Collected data
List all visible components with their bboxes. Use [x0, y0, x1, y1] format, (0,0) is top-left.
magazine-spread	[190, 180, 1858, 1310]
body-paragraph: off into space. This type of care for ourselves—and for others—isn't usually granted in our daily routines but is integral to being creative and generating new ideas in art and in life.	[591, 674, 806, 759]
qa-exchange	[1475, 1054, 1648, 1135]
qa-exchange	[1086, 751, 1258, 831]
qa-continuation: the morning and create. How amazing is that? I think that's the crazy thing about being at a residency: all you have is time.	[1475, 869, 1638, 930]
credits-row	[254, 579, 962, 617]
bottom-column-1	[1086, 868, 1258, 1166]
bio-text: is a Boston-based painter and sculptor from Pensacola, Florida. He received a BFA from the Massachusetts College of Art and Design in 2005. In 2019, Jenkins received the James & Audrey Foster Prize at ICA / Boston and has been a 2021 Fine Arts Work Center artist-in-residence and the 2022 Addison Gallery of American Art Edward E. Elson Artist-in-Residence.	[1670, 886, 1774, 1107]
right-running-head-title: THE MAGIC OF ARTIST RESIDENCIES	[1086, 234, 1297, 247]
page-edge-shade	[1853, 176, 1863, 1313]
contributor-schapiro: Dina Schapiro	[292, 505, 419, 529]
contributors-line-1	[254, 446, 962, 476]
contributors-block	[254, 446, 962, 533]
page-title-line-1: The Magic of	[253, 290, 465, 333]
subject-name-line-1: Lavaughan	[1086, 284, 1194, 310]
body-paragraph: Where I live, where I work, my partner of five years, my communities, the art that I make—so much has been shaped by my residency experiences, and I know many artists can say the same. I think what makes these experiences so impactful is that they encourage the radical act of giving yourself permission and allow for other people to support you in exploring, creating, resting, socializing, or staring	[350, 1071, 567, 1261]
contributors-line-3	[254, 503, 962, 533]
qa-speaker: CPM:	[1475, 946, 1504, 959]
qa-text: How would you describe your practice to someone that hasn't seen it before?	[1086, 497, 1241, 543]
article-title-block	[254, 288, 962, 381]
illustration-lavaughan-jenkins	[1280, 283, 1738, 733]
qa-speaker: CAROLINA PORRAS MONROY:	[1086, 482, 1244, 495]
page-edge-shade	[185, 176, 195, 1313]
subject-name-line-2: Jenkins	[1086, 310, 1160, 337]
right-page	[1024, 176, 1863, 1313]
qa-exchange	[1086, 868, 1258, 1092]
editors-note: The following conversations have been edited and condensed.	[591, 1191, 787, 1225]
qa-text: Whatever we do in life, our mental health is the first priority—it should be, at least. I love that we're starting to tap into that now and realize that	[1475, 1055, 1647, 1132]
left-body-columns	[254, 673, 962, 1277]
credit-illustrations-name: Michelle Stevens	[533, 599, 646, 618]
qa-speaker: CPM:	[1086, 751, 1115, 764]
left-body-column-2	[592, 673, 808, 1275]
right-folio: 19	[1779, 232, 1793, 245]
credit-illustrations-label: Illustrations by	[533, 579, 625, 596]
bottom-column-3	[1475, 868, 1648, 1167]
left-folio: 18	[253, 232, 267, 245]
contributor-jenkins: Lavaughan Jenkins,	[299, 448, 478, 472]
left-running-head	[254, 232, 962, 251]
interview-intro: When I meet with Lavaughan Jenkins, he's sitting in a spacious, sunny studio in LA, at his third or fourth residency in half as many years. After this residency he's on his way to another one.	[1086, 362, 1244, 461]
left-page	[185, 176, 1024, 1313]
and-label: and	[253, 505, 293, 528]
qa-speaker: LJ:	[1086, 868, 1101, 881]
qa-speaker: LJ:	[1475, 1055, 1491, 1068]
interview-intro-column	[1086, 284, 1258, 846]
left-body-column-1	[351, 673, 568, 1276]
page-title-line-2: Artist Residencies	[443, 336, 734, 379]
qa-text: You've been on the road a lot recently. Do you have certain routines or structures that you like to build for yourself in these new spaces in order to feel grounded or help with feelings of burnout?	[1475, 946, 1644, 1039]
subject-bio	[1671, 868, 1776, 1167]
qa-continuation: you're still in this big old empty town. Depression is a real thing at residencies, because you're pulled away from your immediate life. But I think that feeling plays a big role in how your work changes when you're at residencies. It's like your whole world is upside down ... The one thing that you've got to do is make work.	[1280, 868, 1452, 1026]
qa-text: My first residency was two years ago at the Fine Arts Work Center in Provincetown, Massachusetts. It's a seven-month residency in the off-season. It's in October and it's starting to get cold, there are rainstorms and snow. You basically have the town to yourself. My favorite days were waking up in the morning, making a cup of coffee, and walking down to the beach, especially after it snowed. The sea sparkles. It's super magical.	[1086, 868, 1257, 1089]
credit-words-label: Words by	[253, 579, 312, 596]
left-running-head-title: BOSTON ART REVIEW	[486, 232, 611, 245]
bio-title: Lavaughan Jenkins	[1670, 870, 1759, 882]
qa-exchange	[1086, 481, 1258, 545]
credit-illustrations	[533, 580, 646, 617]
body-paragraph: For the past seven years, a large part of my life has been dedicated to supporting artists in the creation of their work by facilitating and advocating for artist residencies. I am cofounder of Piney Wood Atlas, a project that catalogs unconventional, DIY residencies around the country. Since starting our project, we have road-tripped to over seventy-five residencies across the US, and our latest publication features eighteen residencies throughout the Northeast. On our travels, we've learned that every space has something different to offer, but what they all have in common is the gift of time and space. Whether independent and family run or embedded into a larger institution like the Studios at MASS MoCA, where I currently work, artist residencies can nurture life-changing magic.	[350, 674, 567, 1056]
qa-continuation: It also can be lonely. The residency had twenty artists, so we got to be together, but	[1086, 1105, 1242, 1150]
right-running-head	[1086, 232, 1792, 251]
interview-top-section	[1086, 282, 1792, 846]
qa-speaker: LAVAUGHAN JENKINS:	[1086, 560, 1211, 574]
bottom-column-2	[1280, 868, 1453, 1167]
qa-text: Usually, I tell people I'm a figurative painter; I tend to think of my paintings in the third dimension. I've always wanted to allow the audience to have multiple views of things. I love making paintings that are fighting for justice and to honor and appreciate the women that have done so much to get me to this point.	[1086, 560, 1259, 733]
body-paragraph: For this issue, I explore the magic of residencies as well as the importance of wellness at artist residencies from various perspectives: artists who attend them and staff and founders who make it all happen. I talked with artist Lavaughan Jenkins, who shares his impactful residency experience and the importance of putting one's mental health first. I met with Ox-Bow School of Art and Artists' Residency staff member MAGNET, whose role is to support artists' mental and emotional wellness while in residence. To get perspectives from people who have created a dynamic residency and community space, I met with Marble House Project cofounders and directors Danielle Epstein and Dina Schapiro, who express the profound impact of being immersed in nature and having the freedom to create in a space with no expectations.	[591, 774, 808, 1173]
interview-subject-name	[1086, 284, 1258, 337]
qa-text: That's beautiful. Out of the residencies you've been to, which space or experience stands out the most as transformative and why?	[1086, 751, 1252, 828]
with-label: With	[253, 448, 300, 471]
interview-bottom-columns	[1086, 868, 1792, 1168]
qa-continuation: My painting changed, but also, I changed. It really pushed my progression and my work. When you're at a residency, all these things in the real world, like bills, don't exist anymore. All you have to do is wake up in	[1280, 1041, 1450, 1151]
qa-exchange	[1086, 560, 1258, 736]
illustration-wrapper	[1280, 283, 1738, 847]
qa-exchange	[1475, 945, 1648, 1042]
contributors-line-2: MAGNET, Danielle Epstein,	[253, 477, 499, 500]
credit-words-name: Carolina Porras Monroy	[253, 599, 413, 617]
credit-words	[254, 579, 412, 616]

[What is needed]
Return every line in the rows above verbatim.

[Solved problem]
List all visible components with their bboxes. Use [x0, y0, x1, y1] format, (0,0) is top-left.
magazine-spread	[190, 180, 1858, 1310]
body-paragraph: off into space. This type of care for ourselves—and for others—isn't usually granted in our daily routines but is integral to being creative and generating new ideas in art and in life.	[591, 674, 806, 759]
qa-exchange	[1475, 1054, 1648, 1135]
qa-exchange	[1086, 751, 1258, 831]
qa-continuation: the morning and create. How amazing is that? I think that's the crazy thing about being at a residency: all you have is time.	[1475, 869, 1638, 930]
credits-row	[254, 579, 962, 617]
bottom-column-1	[1086, 868, 1258, 1166]
bio-text: is a Boston-based painter and sculptor from Pensacola, Florida. He received a BFA from the Massachusetts College of Art and Design in 2005. In 2019, Jenkins received the James & Audrey Foster Prize at ICA / Boston and has been a 2021 Fine Arts Work Center artist-in-residence and the 2022 Addison Gallery of American Art Edward E. Elson Artist-in-Residence.	[1670, 886, 1774, 1107]
right-running-head-title: THE MAGIC OF ARTIST RESIDENCIES	[1086, 234, 1297, 247]
page-edge-shade	[1853, 176, 1863, 1313]
contributor-schapiro: Dina Schapiro	[292, 505, 419, 529]
contributors-line-1	[254, 446, 962, 476]
contributors-block	[254, 446, 962, 533]
page-title-line-1: The Magic of	[253, 290, 465, 333]
subject-name-line-1: Lavaughan	[1086, 284, 1194, 310]
body-paragraph: Where I live, where I work, my partner of five years, my communities, the art that I make—so much has been shaped by my residency experiences, and I know many artists can say the same. I think what makes these experiences so impactful is that they encourage the radical act of giving yourself permission and allow for other people to support you in exploring, creating, resting, socializing, or staring	[350, 1071, 567, 1261]
contributors-line-3	[254, 503, 962, 533]
qa-speaker: CPM:	[1475, 946, 1504, 959]
qa-text: How would you describe your practice to someone that hasn't seen it before?	[1086, 497, 1241, 543]
article-title-block	[254, 288, 962, 381]
illustration-lavaughan-jenkins	[1280, 283, 1738, 733]
qa-speaker: CAROLINA PORRAS MONROY:	[1086, 482, 1244, 495]
page-edge-shade	[185, 176, 195, 1313]
subject-name-line-2: Jenkins	[1086, 310, 1160, 337]
right-page	[1024, 176, 1863, 1313]
qa-exchange	[1086, 868, 1258, 1092]
editors-note: The following conversations have been edited and condensed.	[591, 1191, 787, 1225]
qa-text: Whatever we do in life, our mental health is the first priority—it should be, at least. I love that we're starting to tap into that now and realize that	[1475, 1055, 1647, 1132]
left-body-columns	[254, 673, 962, 1277]
credit-illustrations-name: Michelle Stevens	[533, 599, 646, 618]
qa-speaker: CPM:	[1086, 751, 1115, 764]
left-body-column-2	[592, 673, 808, 1275]
right-folio: 19	[1779, 232, 1793, 245]
credit-illustrations-label: Illustrations by	[533, 579, 625, 596]
bottom-column-3	[1475, 868, 1648, 1167]
left-folio: 18	[253, 232, 267, 245]
contributor-jenkins: Lavaughan Jenkins,	[299, 448, 478, 472]
left-running-head	[254, 232, 962, 251]
interview-intro: When I meet with Lavaughan Jenkins, he's sitting in a spacious, sunny studio in LA, at his third or fourth residency in half as many years. After this residency he's on his way to another one.	[1086, 362, 1244, 461]
left-page	[185, 176, 1024, 1313]
and-label: and	[253, 505, 293, 528]
qa-speaker: LJ:	[1086, 868, 1101, 881]
qa-speaker: LJ:	[1475, 1055, 1491, 1068]
interview-intro-column	[1086, 284, 1258, 846]
left-body-column-1	[351, 673, 568, 1276]
page-title-line-2: Artist Residencies	[443, 336, 734, 379]
qa-text: You've been on the road a lot recently. Do you have certain routines or structures that you like to build for yourself in these new spaces in order to feel grounded or help with feelings of burnout?	[1475, 946, 1644, 1039]
subject-bio	[1671, 868, 1776, 1167]
qa-continuation: you're still in this big old empty town. Depression is a real thing at residencies, because you're pulled away from your immediate life. But I think that feeling plays a big role in how your work changes when you're at residencies. It's like your whole world is upside down ... The one thing that you've got to do is make work.	[1280, 868, 1452, 1026]
qa-text: My first residency was two years ago at the Fine Arts Work Center in Provincetown, Massachusetts. It's a seven-month residency in the off-season. It's in October and it's starting to get cold, there are rainstorms and snow. You basically have the town to yourself. My favorite days were waking up in the morning, making a cup of coffee, and walking down to the beach, especially after it snowed. The sea sparkles. It's super magical.	[1086, 868, 1257, 1089]
credit-words-label: Words by	[253, 579, 312, 596]
left-running-head-title: BOSTON ART REVIEW	[486, 232, 611, 245]
bio-title: Lavaughan Jenkins	[1670, 870, 1759, 882]
qa-exchange	[1086, 481, 1258, 545]
credit-illustrations	[533, 580, 646, 617]
body-paragraph: For the past seven years, a large part of my life has been dedicated to supporting artists in the creation of their work by facilitating and advocating for artist residencies. I am cofounder of Piney Wood Atlas, a project that catalogs unconventional, DIY residencies around the country. Since starting our project, we have road-tripped to over seventy-five residencies across the US, and our latest publication features eighteen residencies throughout the Northeast. On our travels, we've learned that every space has something different to offer, but what they all have in common is the gift of time and space. Whether independent and family run or embedded into a larger institution like the Studios at MASS MoCA, where I currently work, artist residencies can nurture life-changing magic.	[350, 674, 567, 1056]
qa-continuation: It also can be lonely. The residency had twenty artists, so we got to be together, but	[1086, 1105, 1242, 1150]
right-running-head	[1086, 232, 1792, 251]
interview-top-section	[1086, 282, 1792, 846]
qa-speaker: LAVAUGHAN JENKINS:	[1086, 560, 1211, 574]
bottom-column-2	[1280, 868, 1453, 1167]
qa-text: Usually, I tell people I'm a figurative painter; I tend to think of my paintings in the third dimension. I've always wanted to allow the audience to have multiple views of things. I love making paintings that are fighting for justice and to honor and appreciate the women that have done so much to get me to this point.	[1086, 560, 1259, 733]
body-paragraph: For this issue, I explore the magic of residencies as well as the importance of wellness at artist residencies from various perspectives: artists who attend them and staff and founders who make it all happen. I talked with artist Lavaughan Jenkins, who shares his impactful residency experience and the importance of putting one's mental health first. I met with Ox-Bow School of Art and Artists' Residency staff member MAGNET, whose role is to support artists' mental and emotional wellness while in residence. To get perspectives from people who have created a dynamic residency and community space, I met with Marble House Project cofounders and directors Danielle Epstein and Dina Schapiro, who express the profound impact of being immersed in nature and having the freedom to create in a space with no expectations.	[591, 774, 808, 1173]
interview-subject-name	[1086, 284, 1258, 337]
qa-text: That's beautiful. Out of the residencies you've been to, which space or experience stands out the most as transformative and why?	[1086, 751, 1252, 828]
with-label: With	[253, 448, 300, 471]
interview-bottom-columns	[1086, 868, 1792, 1168]
qa-continuation: My painting changed, but also, I changed. It really pushed my progression and my work. When you're at a residency, all these things in the real world, like bills, don't exist anymore. All you have to do is wake up in	[1280, 1041, 1450, 1151]
qa-exchange	[1086, 560, 1258, 736]
illustration-wrapper	[1280, 283, 1738, 847]
qa-exchange	[1475, 945, 1648, 1042]
contributors-line-2: MAGNET, Danielle Epstein,	[253, 477, 499, 500]
credit-words-name: Carolina Porras Monroy	[253, 599, 413, 617]
credit-words	[254, 579, 412, 616]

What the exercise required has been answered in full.